Goal:
Can you output every line from the one containing "leader-line-4 xyxy=(834,227,1024,388)" down to the one containing "data-label-1: 6% xyxy=(1114,369,1174,420)", both included, with each line reproduced verbatim?

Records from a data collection
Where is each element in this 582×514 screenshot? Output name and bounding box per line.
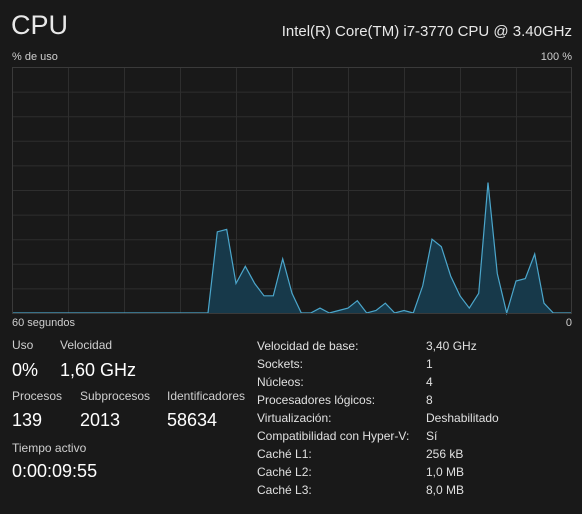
- detail-value: 4: [426, 375, 433, 389]
- detail-key: Virtualización:: [257, 411, 331, 425]
- detail-value: 3,40 GHz: [426, 339, 477, 353]
- y-label: % de uso: [12, 51, 58, 63]
- detail-key: Caché L2:: [257, 465, 312, 479]
- processor-name: Intel(R) Core(TM) i7-3770 CPU @ 3.40GHz: [282, 23, 572, 40]
- detail-key: Compatibilidad con Hyper-V:: [257, 429, 409, 443]
- stat-label: Subprocesos: [80, 389, 150, 403]
- info: Uso 0% Velocidad 1,60 GHz Procesos 139 Subproc…: [12, 338, 499, 497]
- graph-frame: [12, 67, 572, 314]
- stat-value: 58634: [167, 410, 217, 430]
- cpu-area: [12, 182, 572, 313]
- stat-label: Velocidad: [60, 338, 112, 352]
- stat-label: Procesos: [12, 389, 62, 403]
- stat-label: Tiempo activo: [12, 441, 87, 455]
- stat-value: 0%: [12, 360, 38, 380]
- detail-key: Núcleos:: [257, 375, 304, 389]
- stat-label: Uso: [12, 338, 34, 352]
- detail-key: Procesadores lógicos:: [257, 393, 375, 407]
- detail-key: Caché L1:: [257, 447, 312, 461]
- title: CPU: [11, 10, 68, 40]
- y-max-label: 100 %: [541, 51, 572, 63]
- detail-value: 256 kB: [426, 447, 463, 461]
- detail-value: Sí: [426, 429, 438, 443]
- x-label-left: 60 segundos: [12, 317, 75, 329]
- grid: [12, 67, 572, 313]
- stat-value: 1,60 GHz: [60, 360, 136, 380]
- detail-key: Velocidad de base:: [257, 339, 358, 353]
- stat-label: Identificadores: [167, 389, 245, 403]
- detail-value: 8: [426, 393, 433, 407]
- stat-value: 139: [12, 410, 42, 430]
- detail-value: 1,0 MB: [426, 465, 464, 479]
- x-label-right: 0: [566, 317, 572, 329]
- detail-value: Deshabilitado: [426, 411, 499, 425]
- detail-value: 8,0 MB: [426, 483, 464, 497]
- stat-value: 2013: [80, 410, 120, 430]
- detail-key: Sockets:: [257, 357, 303, 371]
- stat-value: 0:00:09:55: [12, 461, 97, 481]
- detail-key: Caché L3:: [257, 483, 312, 497]
- detail-value: 1: [426, 357, 433, 371]
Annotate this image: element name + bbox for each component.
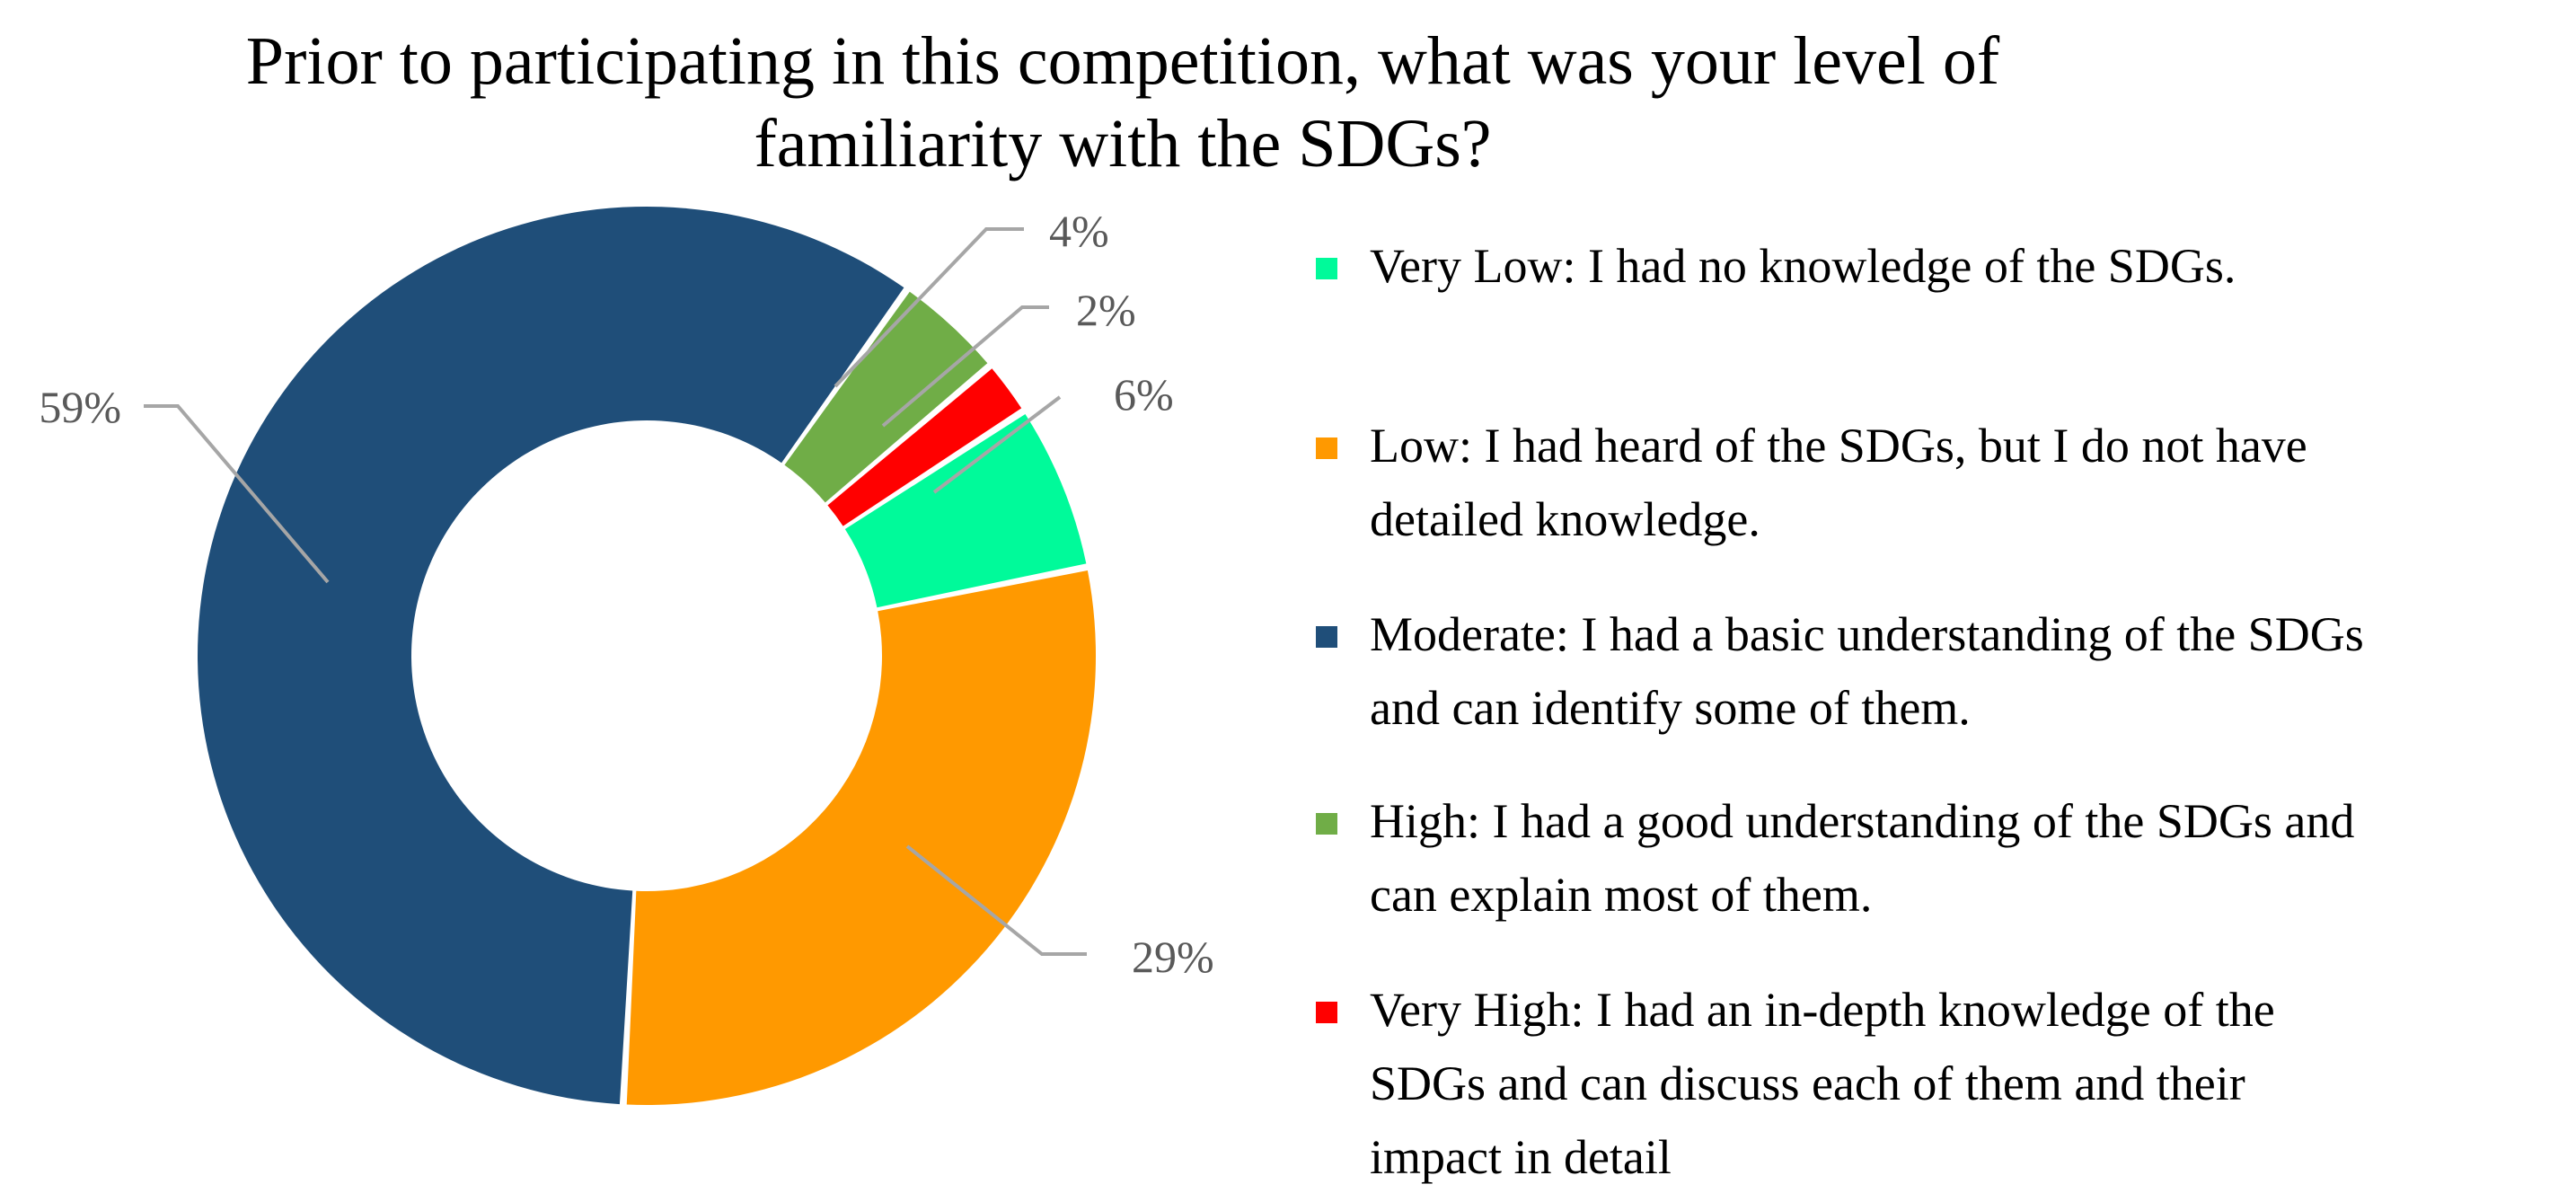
leader-line-4 xyxy=(834,227,1024,388)
legend-swatch xyxy=(1316,258,1337,279)
legend-item-1: Very Low: I had no knowledge of the SDGs… xyxy=(1316,229,2564,303)
legend-text-line: Very High: I had an in-depth knowledge o… xyxy=(1370,983,2275,1037)
donut-slice-5 xyxy=(827,368,1022,526)
donut-slice-4 xyxy=(784,291,988,503)
donut-slices xyxy=(198,206,1096,1105)
legend-swatch xyxy=(1316,437,1337,459)
leader-line-3 xyxy=(144,404,330,584)
legend-item-3: Moderate: I had a basic understanding of… xyxy=(1316,597,2564,745)
legend-text-line: and can identify some of them. xyxy=(1370,681,1971,735)
legend-text-line: can explain most of them. xyxy=(1370,868,1873,922)
legend-swatch xyxy=(1316,1002,1337,1023)
legend-item-4: High: I had a good understanding of the … xyxy=(1316,784,2564,932)
data-labels: 6% 29% 59% 4% 2% xyxy=(39,206,1213,982)
data-label-1: 6% xyxy=(1114,369,1174,420)
chart-title: Prior to participating in this competiti… xyxy=(180,20,2066,185)
legend-swatch xyxy=(1316,813,1337,835)
legend-text-line: impact in detail xyxy=(1370,1130,1672,1184)
data-label-2: 29% xyxy=(1132,932,1214,982)
legend-text-line: Low: I had heard of the SDGs, but I do n… xyxy=(1370,419,2307,473)
data-label-3: 59% xyxy=(39,382,121,432)
legend-text-line: detailed knowledge. xyxy=(1370,492,1760,546)
legend-item-5: Very High: I had an in-depth knowledge o… xyxy=(1316,973,2564,1194)
leader-lines xyxy=(144,227,1087,956)
legend-text-line: Moderate: I had a basic understanding of… xyxy=(1370,607,2364,661)
donut-slice-1 xyxy=(844,413,1087,608)
legend-item-2: Low: I had heard of the SDGs, but I do n… xyxy=(1316,409,2564,556)
chart-title-text: Prior to participating in this competiti… xyxy=(245,23,2000,181)
legend-text-line: SDGs and can discuss each of them and th… xyxy=(1370,1056,2245,1110)
donut-slice-2 xyxy=(626,570,1096,1105)
legend-swatch xyxy=(1316,626,1337,648)
legend-text-line: High: I had a good understanding of the … xyxy=(1370,794,2355,848)
leader-line-5 xyxy=(881,305,1049,428)
leader-line-1 xyxy=(932,395,1062,494)
data-label-5: 2% xyxy=(1076,285,1136,335)
donut-slice-3 xyxy=(198,206,904,1105)
legend-text-line: Very Low: I had no knowledge of the SDGs… xyxy=(1370,239,2236,293)
data-label-4: 4% xyxy=(1049,206,1109,256)
leader-line-2 xyxy=(905,844,1087,956)
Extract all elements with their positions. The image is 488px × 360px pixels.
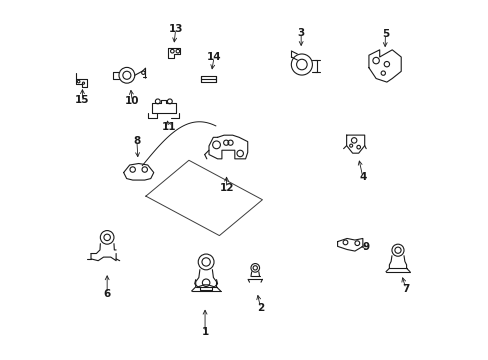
Bar (201, 76, 216, 82)
Text: 4: 4 (358, 172, 366, 182)
Text: 10: 10 (125, 96, 139, 106)
Text: 2: 2 (257, 303, 264, 313)
Text: 7: 7 (401, 284, 409, 294)
Text: 8: 8 (133, 136, 140, 146)
Text: 13: 13 (168, 24, 183, 35)
Text: 6: 6 (103, 289, 111, 299)
Text: 14: 14 (206, 52, 221, 62)
Text: 5: 5 (381, 29, 388, 39)
Text: 1: 1 (201, 327, 208, 337)
Text: 9: 9 (362, 242, 368, 252)
Text: 12: 12 (219, 183, 233, 193)
Text: 11: 11 (162, 122, 176, 132)
Text: 3: 3 (297, 28, 304, 38)
Text: 15: 15 (75, 95, 89, 105)
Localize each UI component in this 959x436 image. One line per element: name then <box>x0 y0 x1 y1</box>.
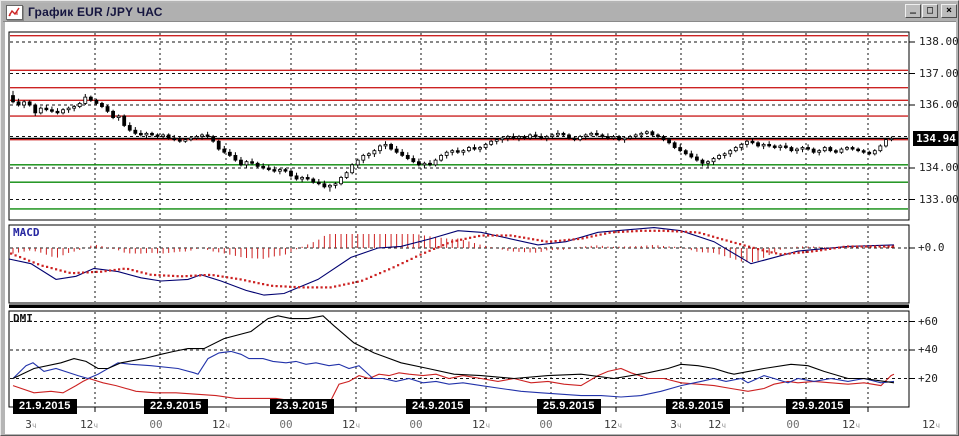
dmi-axis-label: +40 <box>918 343 938 356</box>
current-price-badge: 134.94 <box>913 131 958 146</box>
date-label: 23.9.2015 <box>270 399 334 414</box>
title-bar[interactable]: График EUR /JPY ЧАС <box>3 3 956 22</box>
price-axis-label: 138.00 <box>919 35 959 48</box>
time-label: 3ч <box>25 418 37 431</box>
maximize-button[interactable]: □ <box>922 4 938 18</box>
chart-icon <box>6 4 23 20</box>
time-label: 12ч <box>603 418 623 431</box>
time-label: 12ч <box>211 418 231 431</box>
close-button[interactable]: × <box>941 4 957 18</box>
time-label: 12ч <box>707 418 727 431</box>
time-label: 00 <box>279 418 293 431</box>
date-label: 29.9.2015 <box>786 399 850 414</box>
price-axis-label: 137.00 <box>919 66 959 80</box>
time-label: 12ч <box>841 418 861 431</box>
time-label: 12ч <box>79 418 99 431</box>
macd-zero-label: +0.0 <box>918 241 945 254</box>
time-label: 00 <box>786 418 800 431</box>
time-label: 3ч <box>670 418 682 431</box>
time-label: 12ч <box>341 418 361 431</box>
date-label: 28.9.2015 <box>666 399 730 414</box>
date-label: 22.9.2015 <box>144 399 208 414</box>
time-label: 12ч <box>471 418 491 431</box>
macd-panel-label: MACD <box>13 226 40 239</box>
date-label: 21.9.2015 <box>13 399 77 414</box>
dmi-axis-label: +60 <box>918 314 938 328</box>
dmi-panel-label: DMI <box>13 312 33 325</box>
time-label: 00 <box>409 418 423 431</box>
price-axis-label: 133.00 <box>919 192 959 206</box>
minimize-button[interactable]: _ <box>905 4 921 18</box>
time-label: 00 <box>149 418 163 431</box>
date-label: 24.9.2015 <box>406 399 470 414</box>
time-label: 00 <box>539 418 553 431</box>
date-label: 25.9.2015 <box>537 399 601 414</box>
price-axis-label: 136.00 <box>919 98 959 111</box>
dmi-axis-label: +20 <box>918 371 938 385</box>
price-axis-label: 134.00 <box>919 161 959 174</box>
window-title: График EUR /JPY ЧАС <box>28 5 163 19</box>
time-label: 12ч <box>921 418 941 431</box>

Response:
leader-line-4 xyxy=(834,227,1024,388)
legend-swatch xyxy=(1316,258,1337,279)
legend-item-1: Very Low: I had no knowledge of the SDGs… xyxy=(1316,229,2564,303)
legend-text-line: Very High: I had an in-depth knowledge o… xyxy=(1370,983,2275,1037)
donut-slice-5 xyxy=(827,368,1022,526)
donut-slice-4 xyxy=(784,291,988,503)
donut-slices xyxy=(198,206,1096,1105)
legend-swatch xyxy=(1316,437,1337,459)
leader-line-3 xyxy=(144,404,330,584)
legend-item-3: Moderate: I had a basic understanding of… xyxy=(1316,597,2564,745)
legend-text-line: and can identify some of them. xyxy=(1370,681,1971,735)
legend-text-line: can explain most of them. xyxy=(1370,868,1873,922)
legend-swatch xyxy=(1316,1002,1337,1023)
legend-item-4: High: I had a good understanding of the … xyxy=(1316,784,2564,932)
data-labels: 6% 29% 59% 4% 2% xyxy=(39,206,1213,982)
data-label-1: 6% xyxy=(1114,369,1174,420)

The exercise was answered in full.